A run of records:
----

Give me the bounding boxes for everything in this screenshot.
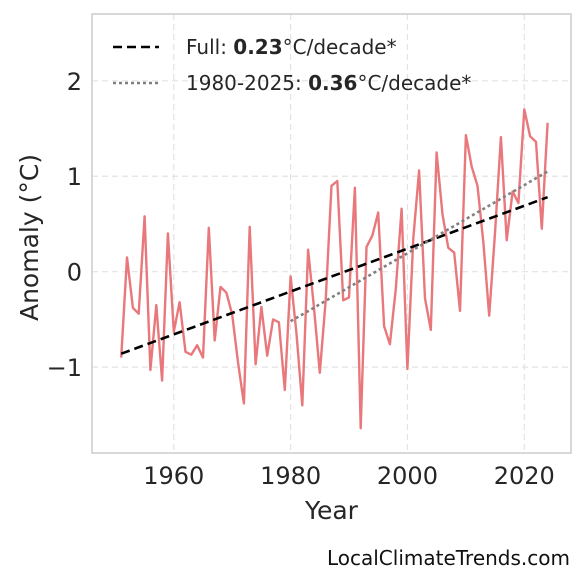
plot-frame <box>91 13 572 454</box>
trend-line-full <box>120 195 549 355</box>
legend-rate: 0.23 <box>233 35 282 59</box>
tick-labels: 1960 1980 2000 2020 2 1 0 −1 <box>47 68 555 490</box>
gridlines <box>92 14 571 453</box>
legend-prefix: Full: <box>186 35 233 59</box>
legend-unit: °C/decade* <box>357 71 471 95</box>
legend-rate: 0.36 <box>308 71 357 95</box>
legend: Full: 0.23°C/decade* 1980-2025: 0.36°C/d… <box>113 35 471 95</box>
legend-label-1980-2025: 1980-2025: 0.36°C/decade* <box>186 71 471 95</box>
y-tick-label: 1 <box>67 163 82 191</box>
x-axis-label: Year <box>304 496 359 525</box>
y-tick-label: 0 <box>67 259 82 287</box>
trend-line-1980-2025 <box>289 170 549 323</box>
y-tick-label: −1 <box>47 354 82 382</box>
series-anomaly-line <box>120 108 549 430</box>
x-tick-label: 1980 <box>260 462 321 490</box>
x-tick-label: 2000 <box>377 462 438 490</box>
y-axis-label: Anomaly (°C) <box>15 154 44 321</box>
legend-label-full: Full: 0.23°C/decade* <box>186 35 397 59</box>
site-credit: LocalClimateTrends.com <box>326 546 570 570</box>
legend-unit: °C/decade* <box>283 35 397 59</box>
series-layer <box>120 108 549 430</box>
y-tick-label: 2 <box>67 68 82 96</box>
x-tick-label: 1960 <box>143 462 204 490</box>
x-tick-label: 2020 <box>494 462 555 490</box>
legend-prefix: 1980-2025: <box>186 71 308 95</box>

----

Copy every line of the rows above verbatim, leaving out the pictures.

Give me the bounding boxes for everything in this screenshot.
plot-frame <box>91 13 572 454</box>
trend-line-full <box>120 195 549 355</box>
legend-rate: 0.23 <box>233 35 282 59</box>
tick-labels: 1960 1980 2000 2020 2 1 0 −1 <box>47 68 555 490</box>
gridlines <box>92 14 571 453</box>
legend-prefix: Full: <box>186 35 233 59</box>
legend-unit: °C/decade* <box>357 71 471 95</box>
legend-rate: 0.36 <box>308 71 357 95</box>
legend: Full: 0.23°C/decade* 1980-2025: 0.36°C/d… <box>113 35 471 95</box>
legend-label-1980-2025: 1980-2025: 0.36°C/decade* <box>186 71 471 95</box>
y-tick-label: 1 <box>67 163 82 191</box>
x-axis-label: Year <box>304 496 359 525</box>
y-tick-label: 0 <box>67 259 82 287</box>
trend-line-1980-2025 <box>289 170 549 323</box>
y-tick-label: −1 <box>47 354 82 382</box>
series-anomaly-line <box>120 108 549 430</box>
x-tick-label: 1980 <box>260 462 321 490</box>
x-tick-label: 2000 <box>377 462 438 490</box>
y-axis-label: Anomaly (°C) <box>15 154 44 321</box>
legend-label-full: Full: 0.23°C/decade* <box>186 35 397 59</box>
site-credit: LocalClimateTrends.com <box>326 546 570 570</box>
legend-unit: °C/decade* <box>283 35 397 59</box>
series-layer <box>120 108 549 430</box>
y-tick-label: 2 <box>67 68 82 96</box>
x-tick-label: 1960 <box>143 462 204 490</box>
x-tick-label: 2020 <box>494 462 555 490</box>
legend-prefix: 1980-2025: <box>186 71 308 95</box>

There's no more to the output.